In the records below, pick out all lines containing the word "colonists".

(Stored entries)
[BEGIN]
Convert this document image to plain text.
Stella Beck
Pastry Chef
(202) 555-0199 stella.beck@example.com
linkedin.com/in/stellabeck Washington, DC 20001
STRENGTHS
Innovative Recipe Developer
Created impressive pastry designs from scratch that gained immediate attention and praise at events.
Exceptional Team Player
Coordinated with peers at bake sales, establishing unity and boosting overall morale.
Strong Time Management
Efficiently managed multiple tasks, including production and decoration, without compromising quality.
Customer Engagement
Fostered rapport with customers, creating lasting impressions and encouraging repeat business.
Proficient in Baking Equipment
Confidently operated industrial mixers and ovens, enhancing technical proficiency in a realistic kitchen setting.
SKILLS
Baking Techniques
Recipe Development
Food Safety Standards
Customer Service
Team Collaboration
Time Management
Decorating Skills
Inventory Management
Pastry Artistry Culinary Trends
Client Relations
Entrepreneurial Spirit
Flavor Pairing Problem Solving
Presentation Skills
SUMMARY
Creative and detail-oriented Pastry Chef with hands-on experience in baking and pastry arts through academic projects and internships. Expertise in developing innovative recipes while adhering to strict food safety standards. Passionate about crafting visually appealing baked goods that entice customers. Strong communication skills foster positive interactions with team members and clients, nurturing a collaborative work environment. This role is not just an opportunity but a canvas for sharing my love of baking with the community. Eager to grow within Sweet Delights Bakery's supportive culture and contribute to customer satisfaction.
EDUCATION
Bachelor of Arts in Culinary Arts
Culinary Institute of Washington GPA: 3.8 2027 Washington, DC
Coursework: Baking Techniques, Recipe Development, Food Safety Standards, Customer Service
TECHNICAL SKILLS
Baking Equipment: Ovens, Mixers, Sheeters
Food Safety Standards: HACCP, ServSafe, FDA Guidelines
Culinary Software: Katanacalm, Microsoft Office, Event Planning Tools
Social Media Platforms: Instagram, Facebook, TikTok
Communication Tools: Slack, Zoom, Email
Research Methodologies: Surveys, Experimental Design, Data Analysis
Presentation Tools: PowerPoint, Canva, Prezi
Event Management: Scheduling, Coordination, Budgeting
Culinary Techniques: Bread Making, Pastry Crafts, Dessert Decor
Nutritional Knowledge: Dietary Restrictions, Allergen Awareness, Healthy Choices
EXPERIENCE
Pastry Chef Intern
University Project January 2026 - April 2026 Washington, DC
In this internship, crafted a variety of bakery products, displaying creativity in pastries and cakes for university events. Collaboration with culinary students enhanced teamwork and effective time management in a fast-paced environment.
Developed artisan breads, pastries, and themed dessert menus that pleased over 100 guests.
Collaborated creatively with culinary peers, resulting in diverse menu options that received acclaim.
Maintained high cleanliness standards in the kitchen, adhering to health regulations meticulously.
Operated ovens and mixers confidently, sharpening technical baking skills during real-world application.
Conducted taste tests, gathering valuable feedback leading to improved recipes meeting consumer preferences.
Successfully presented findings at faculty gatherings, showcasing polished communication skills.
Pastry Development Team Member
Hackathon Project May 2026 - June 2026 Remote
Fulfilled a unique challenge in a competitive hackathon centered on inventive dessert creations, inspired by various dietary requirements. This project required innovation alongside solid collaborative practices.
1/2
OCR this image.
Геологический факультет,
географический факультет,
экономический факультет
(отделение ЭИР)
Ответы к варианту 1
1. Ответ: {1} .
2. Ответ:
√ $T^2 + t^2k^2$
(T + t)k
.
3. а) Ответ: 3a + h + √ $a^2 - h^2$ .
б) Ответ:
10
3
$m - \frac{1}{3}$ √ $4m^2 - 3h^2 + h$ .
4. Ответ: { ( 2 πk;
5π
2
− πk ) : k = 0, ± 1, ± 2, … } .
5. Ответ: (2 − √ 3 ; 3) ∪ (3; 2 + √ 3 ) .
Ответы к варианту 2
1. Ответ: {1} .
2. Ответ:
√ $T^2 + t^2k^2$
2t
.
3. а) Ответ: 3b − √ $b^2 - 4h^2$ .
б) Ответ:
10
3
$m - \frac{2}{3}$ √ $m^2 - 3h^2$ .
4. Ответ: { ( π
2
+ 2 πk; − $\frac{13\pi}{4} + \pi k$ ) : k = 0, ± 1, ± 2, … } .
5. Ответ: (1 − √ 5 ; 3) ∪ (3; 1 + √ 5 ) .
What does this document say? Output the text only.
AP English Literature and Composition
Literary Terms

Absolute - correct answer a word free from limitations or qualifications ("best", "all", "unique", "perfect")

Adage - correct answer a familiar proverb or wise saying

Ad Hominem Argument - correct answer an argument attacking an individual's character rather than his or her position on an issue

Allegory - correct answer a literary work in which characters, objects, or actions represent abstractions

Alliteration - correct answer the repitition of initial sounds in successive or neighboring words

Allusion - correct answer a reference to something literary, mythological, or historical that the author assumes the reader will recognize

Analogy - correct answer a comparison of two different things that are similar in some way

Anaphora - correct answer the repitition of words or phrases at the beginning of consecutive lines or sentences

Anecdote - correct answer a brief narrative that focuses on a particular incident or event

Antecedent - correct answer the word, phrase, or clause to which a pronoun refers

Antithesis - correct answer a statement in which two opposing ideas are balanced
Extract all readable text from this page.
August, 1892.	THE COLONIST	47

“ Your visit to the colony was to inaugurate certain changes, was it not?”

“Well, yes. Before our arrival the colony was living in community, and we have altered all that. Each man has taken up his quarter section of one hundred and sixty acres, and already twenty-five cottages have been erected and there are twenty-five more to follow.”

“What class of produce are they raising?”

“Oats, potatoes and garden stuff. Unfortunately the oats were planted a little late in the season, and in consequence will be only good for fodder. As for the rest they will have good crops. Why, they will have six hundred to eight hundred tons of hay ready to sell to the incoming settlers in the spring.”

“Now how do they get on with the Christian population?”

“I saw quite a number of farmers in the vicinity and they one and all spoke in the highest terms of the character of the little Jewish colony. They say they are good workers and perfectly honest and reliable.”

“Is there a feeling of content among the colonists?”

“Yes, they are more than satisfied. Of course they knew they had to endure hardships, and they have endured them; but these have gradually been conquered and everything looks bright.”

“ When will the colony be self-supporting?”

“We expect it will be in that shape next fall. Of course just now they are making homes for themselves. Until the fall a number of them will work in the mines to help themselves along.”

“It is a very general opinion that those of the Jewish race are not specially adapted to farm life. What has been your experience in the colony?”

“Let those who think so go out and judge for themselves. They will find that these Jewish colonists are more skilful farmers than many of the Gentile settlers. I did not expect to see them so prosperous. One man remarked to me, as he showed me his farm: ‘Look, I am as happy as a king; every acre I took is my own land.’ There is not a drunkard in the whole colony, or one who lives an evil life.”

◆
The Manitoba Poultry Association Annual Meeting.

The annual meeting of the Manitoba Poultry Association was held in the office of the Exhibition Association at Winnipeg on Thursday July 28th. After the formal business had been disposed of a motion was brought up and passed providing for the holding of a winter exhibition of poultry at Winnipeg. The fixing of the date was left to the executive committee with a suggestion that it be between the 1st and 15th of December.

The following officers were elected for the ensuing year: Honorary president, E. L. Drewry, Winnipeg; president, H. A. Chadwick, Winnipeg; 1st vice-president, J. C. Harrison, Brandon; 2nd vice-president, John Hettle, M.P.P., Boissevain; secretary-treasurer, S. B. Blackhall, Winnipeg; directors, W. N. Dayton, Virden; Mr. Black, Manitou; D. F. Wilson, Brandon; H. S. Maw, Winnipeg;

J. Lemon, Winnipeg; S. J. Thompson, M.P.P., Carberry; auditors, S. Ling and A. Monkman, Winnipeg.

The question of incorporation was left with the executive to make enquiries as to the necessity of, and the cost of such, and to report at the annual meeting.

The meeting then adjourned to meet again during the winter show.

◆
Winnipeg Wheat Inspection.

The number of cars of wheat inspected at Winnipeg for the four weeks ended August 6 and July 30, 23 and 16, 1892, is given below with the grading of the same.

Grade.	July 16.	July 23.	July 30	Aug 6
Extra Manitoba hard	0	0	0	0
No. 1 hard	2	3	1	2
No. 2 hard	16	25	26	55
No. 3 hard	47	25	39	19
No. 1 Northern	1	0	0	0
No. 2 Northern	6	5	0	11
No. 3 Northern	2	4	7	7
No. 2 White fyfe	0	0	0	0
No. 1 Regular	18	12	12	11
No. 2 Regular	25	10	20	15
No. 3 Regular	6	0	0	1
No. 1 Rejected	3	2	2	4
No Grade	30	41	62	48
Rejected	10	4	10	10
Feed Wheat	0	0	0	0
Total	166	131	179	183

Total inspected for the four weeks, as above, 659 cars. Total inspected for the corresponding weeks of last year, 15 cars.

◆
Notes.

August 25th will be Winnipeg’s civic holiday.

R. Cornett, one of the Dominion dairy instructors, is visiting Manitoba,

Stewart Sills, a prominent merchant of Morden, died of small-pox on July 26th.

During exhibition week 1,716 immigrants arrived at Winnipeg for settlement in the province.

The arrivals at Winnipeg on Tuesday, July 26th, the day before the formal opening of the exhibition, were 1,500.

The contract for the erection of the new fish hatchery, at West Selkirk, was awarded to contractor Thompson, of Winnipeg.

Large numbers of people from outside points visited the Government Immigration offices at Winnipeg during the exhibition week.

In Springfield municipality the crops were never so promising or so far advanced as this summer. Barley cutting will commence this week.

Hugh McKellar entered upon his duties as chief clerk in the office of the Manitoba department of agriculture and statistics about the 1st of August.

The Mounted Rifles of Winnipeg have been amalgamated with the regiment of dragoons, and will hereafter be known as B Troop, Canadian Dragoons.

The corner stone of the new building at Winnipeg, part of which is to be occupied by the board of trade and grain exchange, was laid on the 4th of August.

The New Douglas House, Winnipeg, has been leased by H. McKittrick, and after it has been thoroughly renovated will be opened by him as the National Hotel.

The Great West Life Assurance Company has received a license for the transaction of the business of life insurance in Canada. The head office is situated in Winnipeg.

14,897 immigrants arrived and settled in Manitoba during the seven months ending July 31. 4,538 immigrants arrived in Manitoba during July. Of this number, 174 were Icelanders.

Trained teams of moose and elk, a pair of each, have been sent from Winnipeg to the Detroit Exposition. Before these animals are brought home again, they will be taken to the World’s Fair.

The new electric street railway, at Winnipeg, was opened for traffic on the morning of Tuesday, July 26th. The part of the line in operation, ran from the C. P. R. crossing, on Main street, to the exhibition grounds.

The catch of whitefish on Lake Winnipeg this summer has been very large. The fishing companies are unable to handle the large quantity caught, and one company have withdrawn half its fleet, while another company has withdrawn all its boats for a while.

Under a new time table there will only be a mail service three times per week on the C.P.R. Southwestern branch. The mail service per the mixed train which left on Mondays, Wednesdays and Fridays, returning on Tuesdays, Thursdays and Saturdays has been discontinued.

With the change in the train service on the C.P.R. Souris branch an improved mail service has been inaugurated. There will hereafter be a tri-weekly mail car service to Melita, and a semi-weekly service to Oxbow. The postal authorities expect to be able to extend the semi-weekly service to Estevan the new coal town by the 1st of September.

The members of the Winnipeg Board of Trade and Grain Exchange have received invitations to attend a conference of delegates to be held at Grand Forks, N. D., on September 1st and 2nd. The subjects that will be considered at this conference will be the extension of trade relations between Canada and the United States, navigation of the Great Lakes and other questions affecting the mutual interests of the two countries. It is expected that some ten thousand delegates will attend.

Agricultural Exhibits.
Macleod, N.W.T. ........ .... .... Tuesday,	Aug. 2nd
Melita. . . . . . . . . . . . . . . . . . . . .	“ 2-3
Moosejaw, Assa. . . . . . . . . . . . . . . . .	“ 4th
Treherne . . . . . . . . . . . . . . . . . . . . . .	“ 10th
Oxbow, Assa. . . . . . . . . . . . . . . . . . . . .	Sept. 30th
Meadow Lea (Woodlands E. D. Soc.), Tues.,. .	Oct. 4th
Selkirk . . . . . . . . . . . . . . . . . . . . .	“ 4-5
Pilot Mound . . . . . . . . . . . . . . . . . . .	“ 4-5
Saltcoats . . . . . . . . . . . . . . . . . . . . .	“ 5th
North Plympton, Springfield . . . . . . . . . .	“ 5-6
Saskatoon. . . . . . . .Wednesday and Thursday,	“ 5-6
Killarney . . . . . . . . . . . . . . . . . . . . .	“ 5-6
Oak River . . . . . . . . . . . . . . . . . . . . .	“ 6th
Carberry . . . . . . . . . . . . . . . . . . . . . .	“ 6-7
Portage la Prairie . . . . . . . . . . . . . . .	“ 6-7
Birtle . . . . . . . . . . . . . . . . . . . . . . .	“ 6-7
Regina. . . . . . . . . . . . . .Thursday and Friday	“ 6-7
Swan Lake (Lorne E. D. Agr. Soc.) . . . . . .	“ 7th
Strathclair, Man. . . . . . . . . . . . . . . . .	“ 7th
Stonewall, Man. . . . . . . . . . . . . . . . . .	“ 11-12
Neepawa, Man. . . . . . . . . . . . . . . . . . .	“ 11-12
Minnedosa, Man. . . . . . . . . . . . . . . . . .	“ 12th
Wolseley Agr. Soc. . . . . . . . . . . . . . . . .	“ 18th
[END]
** SOLUTION TO THE EXERCISE **
“Is there a feeling of content among the colonists?”
“Let those who think so go out and judge for themselves. They will find that these Jewish colonists are more skilful farmers than many of the Gentile settlers. I did not expect to see them so prosperous. One man remarked to me, as he showed me his farm: ‘Look, I am as happy as a king; every acre I took is my own land.’ There is not a drunkard in the whole colony, or one who lives an evil life.”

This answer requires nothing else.